Extracts from a graphics dataset
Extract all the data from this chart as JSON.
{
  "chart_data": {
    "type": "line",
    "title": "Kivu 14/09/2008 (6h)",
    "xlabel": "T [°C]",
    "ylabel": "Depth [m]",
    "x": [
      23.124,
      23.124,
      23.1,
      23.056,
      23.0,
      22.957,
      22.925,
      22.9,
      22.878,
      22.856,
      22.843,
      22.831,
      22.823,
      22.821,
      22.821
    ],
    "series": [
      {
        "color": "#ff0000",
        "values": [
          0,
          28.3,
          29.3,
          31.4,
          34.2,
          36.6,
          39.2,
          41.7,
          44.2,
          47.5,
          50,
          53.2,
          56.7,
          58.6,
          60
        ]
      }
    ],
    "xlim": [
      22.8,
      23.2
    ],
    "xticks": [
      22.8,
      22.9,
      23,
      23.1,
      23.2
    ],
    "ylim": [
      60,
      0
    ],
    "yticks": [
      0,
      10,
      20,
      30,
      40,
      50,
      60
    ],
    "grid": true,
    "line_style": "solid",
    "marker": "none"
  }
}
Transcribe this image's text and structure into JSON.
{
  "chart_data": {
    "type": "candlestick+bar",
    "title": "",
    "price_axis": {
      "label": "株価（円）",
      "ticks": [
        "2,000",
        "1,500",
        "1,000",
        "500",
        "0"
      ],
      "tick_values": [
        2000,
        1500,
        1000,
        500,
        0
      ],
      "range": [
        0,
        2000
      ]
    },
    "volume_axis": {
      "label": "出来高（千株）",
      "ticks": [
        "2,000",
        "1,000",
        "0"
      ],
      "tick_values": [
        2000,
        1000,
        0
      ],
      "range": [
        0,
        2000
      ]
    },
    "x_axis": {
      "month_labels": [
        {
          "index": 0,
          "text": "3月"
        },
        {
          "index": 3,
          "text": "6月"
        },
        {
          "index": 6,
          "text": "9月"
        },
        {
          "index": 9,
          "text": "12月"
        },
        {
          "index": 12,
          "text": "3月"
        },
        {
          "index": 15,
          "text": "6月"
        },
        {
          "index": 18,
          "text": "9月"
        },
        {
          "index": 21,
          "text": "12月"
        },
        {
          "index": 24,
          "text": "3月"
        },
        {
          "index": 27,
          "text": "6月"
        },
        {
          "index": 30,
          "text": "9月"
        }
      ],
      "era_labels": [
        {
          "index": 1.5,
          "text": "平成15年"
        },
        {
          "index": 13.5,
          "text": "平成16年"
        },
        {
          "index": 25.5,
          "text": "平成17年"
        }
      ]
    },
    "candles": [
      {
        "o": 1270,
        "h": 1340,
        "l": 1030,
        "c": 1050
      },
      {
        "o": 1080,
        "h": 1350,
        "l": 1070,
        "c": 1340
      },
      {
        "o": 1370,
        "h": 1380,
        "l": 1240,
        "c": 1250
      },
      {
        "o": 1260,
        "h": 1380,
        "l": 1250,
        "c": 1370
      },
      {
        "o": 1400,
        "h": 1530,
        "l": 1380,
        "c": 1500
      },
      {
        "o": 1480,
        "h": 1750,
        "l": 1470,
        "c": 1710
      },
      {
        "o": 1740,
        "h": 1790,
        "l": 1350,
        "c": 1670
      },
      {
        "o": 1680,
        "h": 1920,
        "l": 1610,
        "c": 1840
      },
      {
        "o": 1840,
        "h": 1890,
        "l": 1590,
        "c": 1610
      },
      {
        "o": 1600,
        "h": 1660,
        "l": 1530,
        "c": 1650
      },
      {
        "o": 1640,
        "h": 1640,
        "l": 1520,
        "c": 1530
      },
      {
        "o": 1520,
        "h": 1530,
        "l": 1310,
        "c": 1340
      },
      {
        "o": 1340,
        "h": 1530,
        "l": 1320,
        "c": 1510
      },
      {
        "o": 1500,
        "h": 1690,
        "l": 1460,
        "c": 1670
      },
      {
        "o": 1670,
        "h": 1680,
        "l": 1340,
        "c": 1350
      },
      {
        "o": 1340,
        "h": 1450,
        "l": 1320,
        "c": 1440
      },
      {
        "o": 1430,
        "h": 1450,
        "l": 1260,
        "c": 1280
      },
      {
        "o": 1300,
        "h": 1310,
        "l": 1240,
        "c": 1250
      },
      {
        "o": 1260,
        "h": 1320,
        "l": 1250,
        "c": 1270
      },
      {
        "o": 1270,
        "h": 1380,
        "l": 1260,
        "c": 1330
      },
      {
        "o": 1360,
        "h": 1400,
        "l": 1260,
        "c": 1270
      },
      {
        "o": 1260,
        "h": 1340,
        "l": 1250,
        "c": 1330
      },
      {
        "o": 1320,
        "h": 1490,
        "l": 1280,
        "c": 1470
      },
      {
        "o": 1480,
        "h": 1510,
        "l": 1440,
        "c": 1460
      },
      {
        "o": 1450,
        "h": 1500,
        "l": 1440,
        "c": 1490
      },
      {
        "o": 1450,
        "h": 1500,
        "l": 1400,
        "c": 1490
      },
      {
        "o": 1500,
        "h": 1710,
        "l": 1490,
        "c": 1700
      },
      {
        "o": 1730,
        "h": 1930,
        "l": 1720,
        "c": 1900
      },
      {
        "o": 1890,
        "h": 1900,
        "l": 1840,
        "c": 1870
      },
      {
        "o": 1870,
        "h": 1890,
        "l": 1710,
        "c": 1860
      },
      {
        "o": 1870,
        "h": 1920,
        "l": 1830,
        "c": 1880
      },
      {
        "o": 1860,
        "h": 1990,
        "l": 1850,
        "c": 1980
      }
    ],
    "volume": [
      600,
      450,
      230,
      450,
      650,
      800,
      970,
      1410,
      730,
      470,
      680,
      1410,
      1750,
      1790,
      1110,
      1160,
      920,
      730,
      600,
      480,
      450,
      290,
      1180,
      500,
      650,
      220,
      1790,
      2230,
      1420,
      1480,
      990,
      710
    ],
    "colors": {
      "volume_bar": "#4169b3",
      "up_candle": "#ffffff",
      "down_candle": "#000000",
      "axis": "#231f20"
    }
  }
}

• _EXERCISE DIRECTIONS_: Reproduce the material verbatim, line by line.

• _RESULT OF THIS EXERCISE_:
Extract all the data from this chart as JSON.
{
  "chart_data": {
    "type": "line",
    "title": "Kivu 14/09/2008 (6h)",
    "xlabel": "T [°C]",
    "ylabel": "Depth [m]",
    "x": [
      23.124,
      23.124,
      23.1,
      23.056,
      23.0,
      22.957,
      22.925,
      22.9,
      22.878,
      22.856,
      22.843,
      22.831,
      22.823,
      22.821,
      22.821
    ],
    "series": [
      {
        "color": "#ff0000",
        "values": [
          0,
          28.3,
          29.3,
          31.4,
          34.2,
          36.6,
          39.2,
          41.7,
          44.2,
          47.5,
          50,
          53.2,
          56.7,
          58.6,
          60
        ]
      }
    ],
    "xlim": [
      22.8,
      23.2
    ],
    "xticks": [
      22.8,
      22.9,
      23,
      23.1,
      23.2
    ],
    "ylim": [
      60,
      0
    ],
    "yticks": [
      0,
      10,
      20,
      30,
      40,
      50,
      60
    ],
    "grid": true,
    "line_style": "solid",
    "marker": "none"
  }
}
Transcribe this image's text and structure into JSON.
{
  "chart_data": {
    "type": "candlestick+bar",
    "title": "",
    "price_axis": {
      "label": "株価（円）",
      "ticks": [
        "2,000",
        "1,500",
        "1,000",
        "500",
        "0"
      ],
      "tick_values": [
        2000,
        1500,
        1000,
        500,
        0
      ],
      "range": [
        0,
        2000
      ]
    },
    "volume_axis": {
      "label": "出来高（千株）",
      "ticks": [
        "2,000",
        "1,000",
        "0"
      ],
      "tick_values": [
        2000,
        1000,
        0
      ],
      "range": [
        0,
        2000
      ]
    },
    "x_axis": {
      "month_labels": [
        {
          "index": 0,
          "text": "3月"
        },
        {
          "index": 3,
          "text": "6月"
        },
        {
          "index": 6,
          "text": "9月"
        },
        {
          "index": 9,
          "text": "12月"
        },
        {
          "index": 12,
          "text": "3月"
        },
        {
          "index": 15,
          "text": "6月"
        },
        {
          "index": 18,
          "text": "9月"
        },
        {
          "index": 21,
          "text": "12月"
        },
        {
          "index": 24,
          "text": "3月"
        },
        {
          "index": 27,
          "text": "6月"
        },
        {
          "index": 30,
          "text": "9月"
        }
      ],
      "era_labels": [
        {
          "index": 1.5,
          "text": "平成15年"
        },
        {
          "index": 13.5,
          "text": "平成16年"
        },
        {
          "index": 25.5,
          "text": "平成17年"
        }
      ]
    },
    "candles": [
      {
        "o": 1270,
        "h": 1340,
        "l": 1030,
        "c": 1050
      },
      {
        "o": 1080,
        "h": 1350,
        "l": 1070,
        "c": 1340
      },
      {
        "o": 1370,
        "h": 1380,
        "l": 1240,
        "c": 1250
      },
      {
        "o": 1260,
        "h": 1380,
        "l": 1250,
        "c": 1370
      },
      {
        "o": 1400,
        "h": 1530,
        "l": 1380,
        "c": 1500
      },
      {
        "o": 1480,
        "h": 1750,
        "l": 1470,
        "c": 1710
      },
      {
        "o": 1740,
        "h": 1790,
        "l": 1350,
        "c": 1670
      },
      {
        "o": 1680,
        "h": 1920,
        "l": 1610,
        "c": 1840
      },
      {
        "o": 1840,
        "h": 1890,
        "l": 1590,
        "c": 1610
      },
      {
        "o": 1600,
        "h": 1660,
        "l": 1530,
        "c": 1650
      },
      {
        "o": 1640,
        "h": 1640,
        "l": 1520,
        "c": 1530
      },
      {
        "o": 1520,
        "h": 1530,
        "l": 1310,
        "c": 1340
      },
      {
        "o": 1340,
        "h": 1530,
        "l": 1320,
        "c": 1510
      },
      {
        "o": 1500,
        "h": 1690,
        "l": 1460,
        "c": 1670
      },
      {
        "o": 1670,
        "h": 1680,
        "l": 1340,
        "c": 1350
      },
      {
        "o": 1340,
        "h": 1450,
        "l": 1320,
        "c": 1440
      },
      {
        "o": 1430,
        "h": 1450,
        "l": 1260,
        "c": 1280
      },
      {
        "o": 1300,
        "h": 1310,
        "l": 1240,
        "c": 1250
      },
      {
        "o": 1260,
        "h": 1320,
        "l": 1250,
        "c": 1270
      },
      {
        "o": 1270,
        "h": 1380,
        "l": 1260,
        "c": 1330
      },
      {
        "o": 1360,
        "h": 1400,
        "l": 1260,
        "c": 1270
      },
      {
        "o": 1260,
        "h": 1340,
        "l": 1250,
        "c": 1330
      },
      {
        "o": 1320,
        "h": 1490,
        "l": 1280,
        "c": 1470
      },
      {
        "o": 1480,
        "h": 1510,
        "l": 1440,
        "c": 1460
      },
      {
        "o": 1450,
        "h": 1500,
        "l": 1440,
        "c": 1490
      },
      {
        "o": 1450,
        "h": 1500,
        "l": 1400,
        "c": 1490
      },
      {
        "o": 1500,
        "h": 1710,
        "l": 1490,
        "c": 1700
      },
      {
        "o": 1730,
        "h": 1930,
        "l": 1720,
        "c": 1900
      },
      {
        "o": 1890,
        "h": 1900,
        "l": 1840,
        "c": 1870
      },
      {
        "o": 1870,
        "h": 1890,
        "l": 1710,
        "c": 1860
      },
      {
        "o": 1870,
        "h": 1920,
        "l": 1830,
        "c": 1880
      },
      {
        "o": 1860,
        "h": 1990,
        "l": 1850,
        "c": 1980
      }
    ],
    "volume": [
      600,
      450,
      230,
      450,
      650,
      800,
      970,
      1410,
      730,
      470,
      680,
      1410,
      1750,
      1790,
      1110,
      1160,
      920,
      730,
      600,
      480,
      450,
      290,
      1180,
      500,
      650,
      220,
      1790,
      2230,
      1420,
      1480,
      990,
      710
    ],
    "colors": {
      "volume_bar": "#4169b3",
      "up_candle": "#ffffff",
      "down_candle": "#000000",
      "axis": "#231f20"
    }
  }
}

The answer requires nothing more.